◆ **Aim of the exercise**
Gather all lines in the records below that include the word "source".

◆ **Data**
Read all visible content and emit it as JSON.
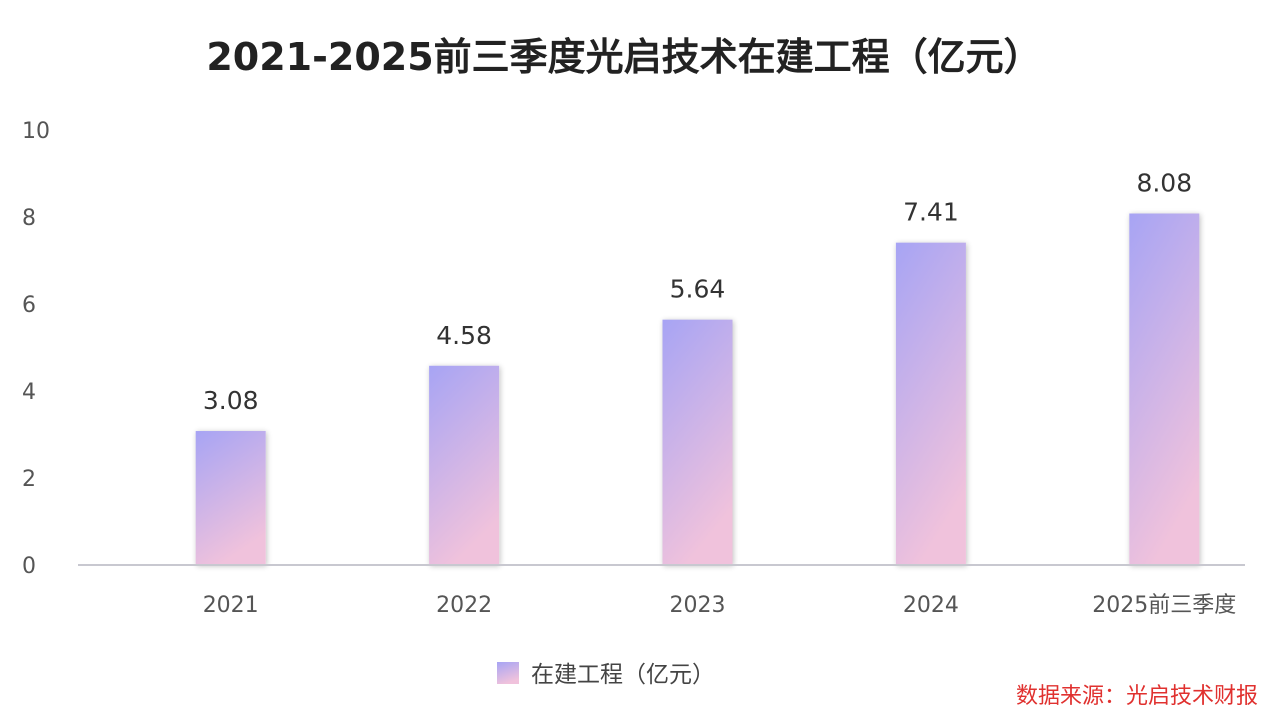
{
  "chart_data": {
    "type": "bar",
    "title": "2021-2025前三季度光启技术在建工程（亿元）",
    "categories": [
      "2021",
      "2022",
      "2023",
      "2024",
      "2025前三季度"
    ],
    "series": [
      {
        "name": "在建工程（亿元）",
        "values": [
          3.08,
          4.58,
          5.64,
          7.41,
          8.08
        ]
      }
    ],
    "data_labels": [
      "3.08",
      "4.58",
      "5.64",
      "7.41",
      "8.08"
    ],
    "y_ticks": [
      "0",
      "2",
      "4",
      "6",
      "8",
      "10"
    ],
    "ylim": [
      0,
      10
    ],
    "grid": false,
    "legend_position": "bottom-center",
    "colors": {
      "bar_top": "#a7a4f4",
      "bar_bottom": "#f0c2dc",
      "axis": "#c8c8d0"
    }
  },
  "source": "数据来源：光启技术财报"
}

...

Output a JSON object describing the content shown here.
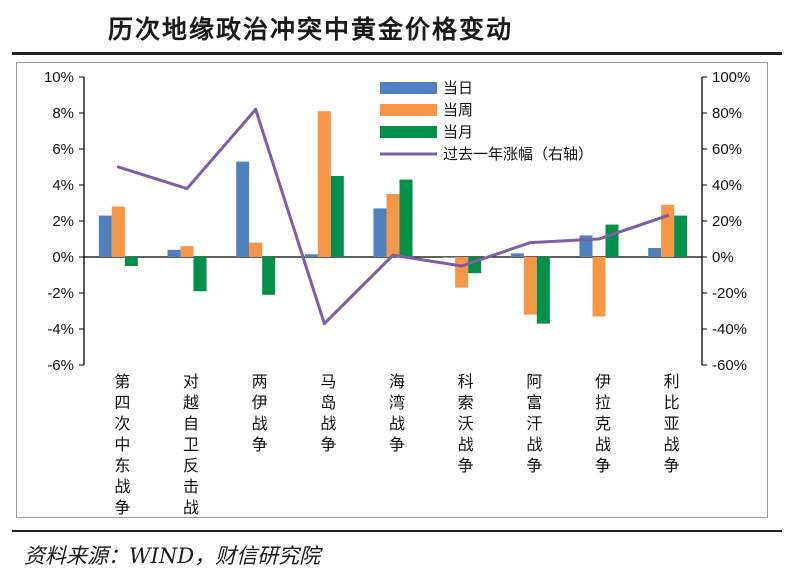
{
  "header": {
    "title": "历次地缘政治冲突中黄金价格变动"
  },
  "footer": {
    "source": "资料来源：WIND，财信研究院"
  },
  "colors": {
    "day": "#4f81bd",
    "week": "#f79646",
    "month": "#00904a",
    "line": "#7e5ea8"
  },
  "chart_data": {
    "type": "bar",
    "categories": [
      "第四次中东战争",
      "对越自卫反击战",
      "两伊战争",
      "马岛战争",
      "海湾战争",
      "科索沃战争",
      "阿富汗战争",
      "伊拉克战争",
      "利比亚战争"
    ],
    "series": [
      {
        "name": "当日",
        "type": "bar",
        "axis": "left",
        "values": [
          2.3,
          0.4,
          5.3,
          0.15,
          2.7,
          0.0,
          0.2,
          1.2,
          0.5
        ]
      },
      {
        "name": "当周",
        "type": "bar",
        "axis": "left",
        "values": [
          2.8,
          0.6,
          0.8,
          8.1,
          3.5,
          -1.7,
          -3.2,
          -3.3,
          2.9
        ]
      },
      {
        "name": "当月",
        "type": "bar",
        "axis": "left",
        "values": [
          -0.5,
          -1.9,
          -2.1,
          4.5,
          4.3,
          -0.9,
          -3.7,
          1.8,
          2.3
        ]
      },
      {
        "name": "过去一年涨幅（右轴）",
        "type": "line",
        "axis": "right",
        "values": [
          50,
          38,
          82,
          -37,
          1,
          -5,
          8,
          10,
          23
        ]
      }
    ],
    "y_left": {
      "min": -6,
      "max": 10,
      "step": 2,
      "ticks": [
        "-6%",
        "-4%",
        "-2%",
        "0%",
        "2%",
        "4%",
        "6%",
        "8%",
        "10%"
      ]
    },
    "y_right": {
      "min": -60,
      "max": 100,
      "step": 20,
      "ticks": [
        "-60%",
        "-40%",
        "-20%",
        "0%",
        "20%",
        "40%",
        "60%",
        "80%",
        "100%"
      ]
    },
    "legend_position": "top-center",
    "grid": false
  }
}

◆ **Correct result**
  "source": "数据来源：光启技术财报"
    "source": "资料来源：WIND，财信研究院"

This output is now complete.